* [SOURCE DATA]:

━━━━

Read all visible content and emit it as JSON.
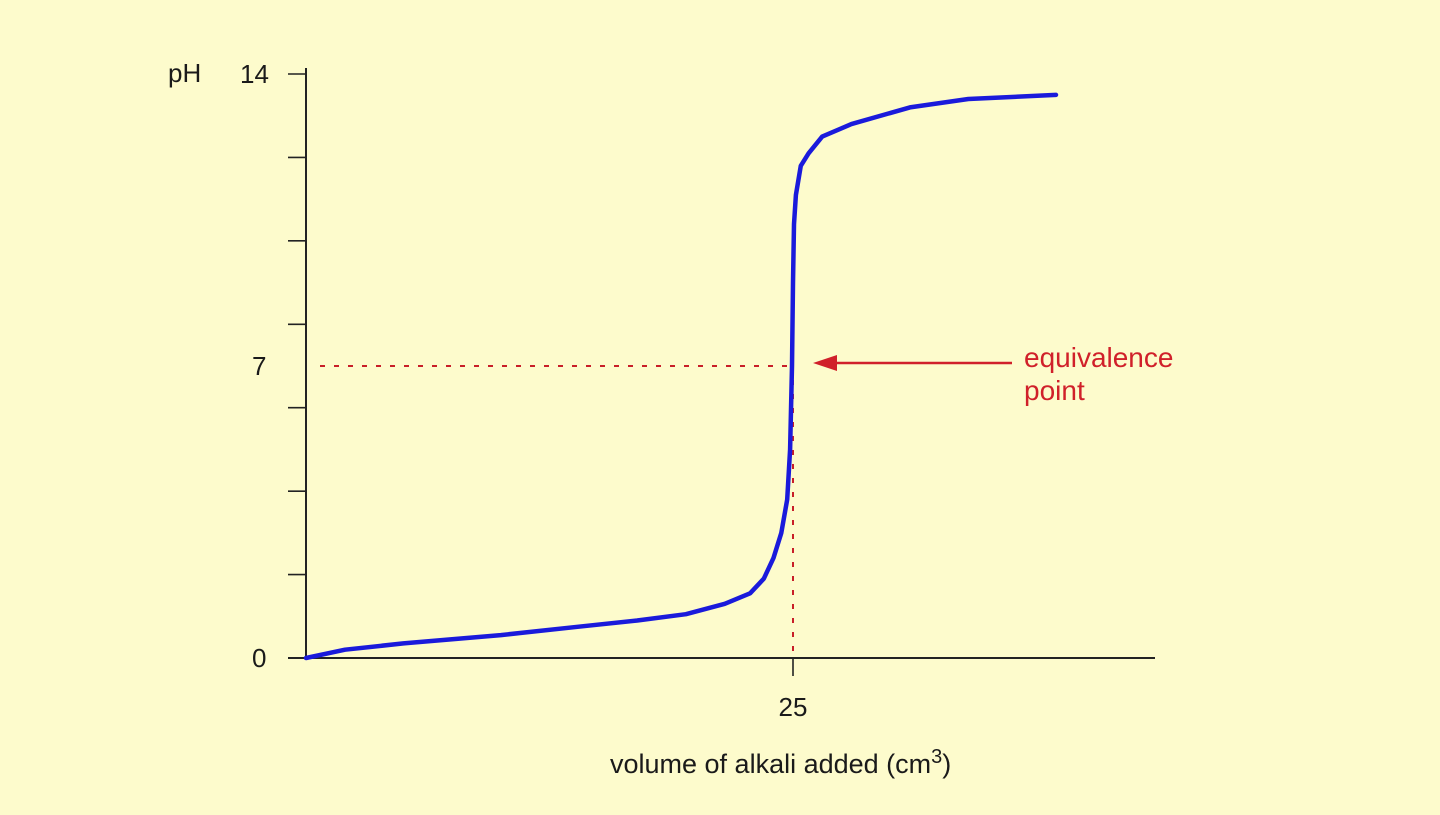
{
  "chart_data": {
    "type": "line",
    "title": "",
    "xlabel": "volume of alkali added (cm",
    "xlabel_superscript": "3",
    "xlabel_close": ")",
    "ylabel": "pH",
    "xlim": [
      0,
      37
    ],
    "ylim": [
      0,
      14
    ],
    "x_ticks": [
      {
        "value": 25,
        "label": "25"
      }
    ],
    "y_ticks": [
      {
        "value": 0,
        "label": "0"
      },
      {
        "value": 7,
        "label": "7"
      },
      {
        "value": 14,
        "label": "14"
      }
    ],
    "y_minor_ticks": [
      2,
      4,
      6,
      8,
      10,
      12,
      14
    ],
    "grid": false,
    "series": [
      {
        "color": "#1a1adb",
        "x": [
          0,
          2,
          5,
          10,
          14,
          17,
          19.5,
          21.5,
          22.8,
          23.5,
          24,
          24.4,
          24.7,
          24.85,
          24.95,
          25.0,
          25.05,
          25.15,
          25.4,
          25.8,
          26.5,
          28,
          31,
          34,
          38.5
        ],
        "y": [
          0,
          0.2,
          0.35,
          0.55,
          0.75,
          0.9,
          1.05,
          1.3,
          1.55,
          1.9,
          2.4,
          3.0,
          3.8,
          5.0,
          7.0,
          9.0,
          10.4,
          11.1,
          11.8,
          12.1,
          12.5,
          12.8,
          13.2,
          13.4,
          13.5
        ]
      }
    ],
    "reference_lines": {
      "color": "#c81e28",
      "horizontal_y": 7,
      "vertical_x": 25
    },
    "annotation": {
      "lines": [
        "equivalence",
        "point"
      ],
      "color": "#d0202a",
      "arrow_to": {
        "x": 25,
        "y": 7
      }
    }
  }
}
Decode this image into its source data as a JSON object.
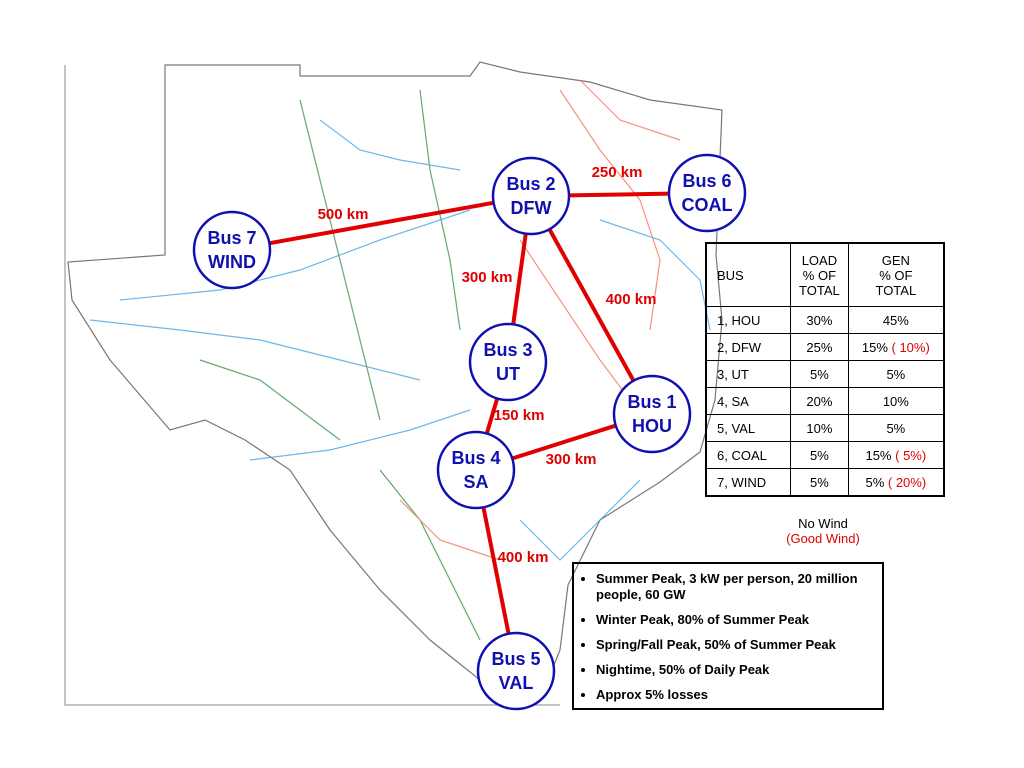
{
  "nodes": [
    {
      "line1": "Bus 1",
      "line2": "HOU"
    },
    {
      "line1": "Bus 2",
      "line2": "DFW"
    },
    {
      "line1": "Bus 3",
      "line2": "UT"
    },
    {
      "line1": "Bus 4",
      "line2": "SA"
    },
    {
      "line1": "Bus 5",
      "line2": "VAL"
    },
    {
      "line1": "Bus 6",
      "line2": "COAL"
    },
    {
      "line1": "Bus 7",
      "line2": "WIND"
    }
  ],
  "edges": [
    {
      "label": "250 km"
    },
    {
      "label": "500 km"
    },
    {
      "label": "300 km"
    },
    {
      "label": "400 km"
    },
    {
      "label": "150 km"
    },
    {
      "label": "300 km"
    },
    {
      "label": "400 km"
    }
  ],
  "table": {
    "header": {
      "bus": "BUS",
      "load": [
        "LOAD",
        "% OF",
        "TOTAL"
      ],
      "gen": [
        "GEN",
        "% OF",
        "TOTAL"
      ]
    },
    "rows": [
      {
        "bus": "1, HOU",
        "load": "30%",
        "gen": "45%"
      },
      {
        "bus": "2, DFW",
        "load": "25%",
        "gen": "15%",
        "gen_wind": "( 10%)"
      },
      {
        "bus": "3, UT",
        "load": "5%",
        "gen": "5%"
      },
      {
        "bus": "4, SA",
        "load": "20%",
        "gen": "10%"
      },
      {
        "bus": "5, VAL",
        "load": "10%",
        "gen": "5%"
      },
      {
        "bus": "6, COAL",
        "load": "5%",
        "gen": "15%",
        "gen_wind": "( 5%)"
      },
      {
        "bus": "7, WIND",
        "load": "5%",
        "gen": "5%",
        "gen_wind": "( 20%)"
      }
    ]
  },
  "legend": {
    "no_wind": "No Wind",
    "good_wind": "(Good Wind)"
  },
  "notes": [
    "Summer Peak, 3 kW per person, 20 million people, 60 GW",
    "Winter Peak, 80% of Summer Peak",
    "Spring/Fall Peak, 50% of Summer Peak",
    "Nightime, 50% of Daily Peak",
    "Approx 5% losses"
  ]
}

━━━━

Could you reproduce every record above exactly, leaving out the pictures?

* [FINAL RESULT]:
Read all visible content and emit it as JSON.
{
  "chart_data": {
    "type": "line",
    "title": "",
    "xlabel": "volume of alkali added (cm",
    "xlabel_superscript": "3",
    "xlabel_close": ")",
    "ylabel": "pH",
    "xlim": [
      0,
      37
    ],
    "ylim": [
      0,
      14
    ],
    "x_ticks": [
      {
        "value": 25,
        "label": "25"
      }
    ],
    "y_ticks": [
      {
        "value": 0,
        "label": "0"
      },
      {
        "value": 7,
        "label": "7"
      },
      {
        "value": 14,
        "label": "14"
      }
    ],
    "y_minor_ticks": [
      2,
      4,
      6,
      8,
      10,
      12,
      14
    ],
    "grid": false,
    "series": [
      {
        "color": "#1a1adb",
        "x": [
          0,
          2,
          5,
          10,
          14,
          17,
          19.5,
          21.5,
          22.8,
          23.5,
          24,
          24.4,
          24.7,
          24.85,
          24.95,
          25.0,
          25.05,
          25.15,
          25.4,
          25.8,
          26.5,
          28,
          31,
          34,
          38.5
        ],
        "y": [
          0,
          0.2,
          0.35,
          0.55,
          0.75,
          0.9,
          1.05,
          1.3,
          1.55,
          1.9,
          2.4,
          3.0,
          3.8,
          5.0,
          7.0,
          9.0,
          10.4,
          11.1,
          11.8,
          12.1,
          12.5,
          12.8,
          13.2,
          13.4,
          13.5
        ]
      }
    ],
    "reference_lines": {
      "color": "#c81e28",
      "horizontal_y": 7,
      "vertical_x": 25
    },
    "annotation": {
      "lines": [
        "equivalence",
        "point"
      ],
      "color": "#d0202a",
      "arrow_to": {
        "x": 25,
        "y": 7
      }
    }
  }
}
Decode this image into its source data as a JSON object.
{
  "nodes": [
    {
      "line1": "Bus 1",
      "line2": "HOU"
    },
    {
      "line1": "Bus 2",
      "line2": "DFW"
    },
    {
      "line1": "Bus 3",
      "line2": "UT"
    },
    {
      "line1": "Bus 4",
      "line2": "SA"
    },
    {
      "line1": "Bus 5",
      "line2": "VAL"
    },
    {
      "line1": "Bus 6",
      "line2": "COAL"
    },
    {
      "line1": "Bus 7",
      "line2": "WIND"
    }
  ],
  "edges": [
    {
      "label": "250 km"
    },
    {
      "label": "500 km"
    },
    {
      "label": "300 km"
    },
    {
      "label": "400 km"
    },
    {
      "label": "150 km"
    },
    {
      "label": "300 km"
    },
    {
      "label": "400 km"
    }
  ],
  "table": {
    "header": {
      "bus": "BUS",
      "load": [
        "LOAD",
        "% OF",
        "TOTAL"
      ],
      "gen": [
        "GEN",
        "% OF",
        "TOTAL"
      ]
    },
    "rows": [
      {
        "bus": "1, HOU",
        "load": "30%",
        "gen": "45%"
      },
      {
        "bus": "2, DFW",
        "load": "25%",
        "gen": "15%",
        "gen_wind": "( 10%)"
      },
      {
        "bus": "3, UT",
        "load": "5%",
        "gen": "5%"
      },
      {
        "bus": "4, SA",
        "load": "20%",
        "gen": "10%"
      },
      {
        "bus": "5, VAL",
        "load": "10%",
        "gen": "5%"
      },
      {
        "bus": "6, COAL",
        "load": "5%",
        "gen": "15%",
        "gen_wind": "( 5%)"
      },
      {
        "bus": "7, WIND",
        "load": "5%",
        "gen": "5%",
        "gen_wind": "( 20%)"
      }
    ]
  },
  "legend": {
    "no_wind": "No Wind",
    "good_wind": "(Good Wind)"
  },
  "notes": [
    "Summer Peak, 3 kW per person, 20 million people, 60 GW",
    "Winter Peak, 80% of Summer Peak",
    "Spring/Fall Peak, 50% of Summer Peak",
    "Nightime, 50% of Daily Peak",
    "Approx 5% losses"
  ]
}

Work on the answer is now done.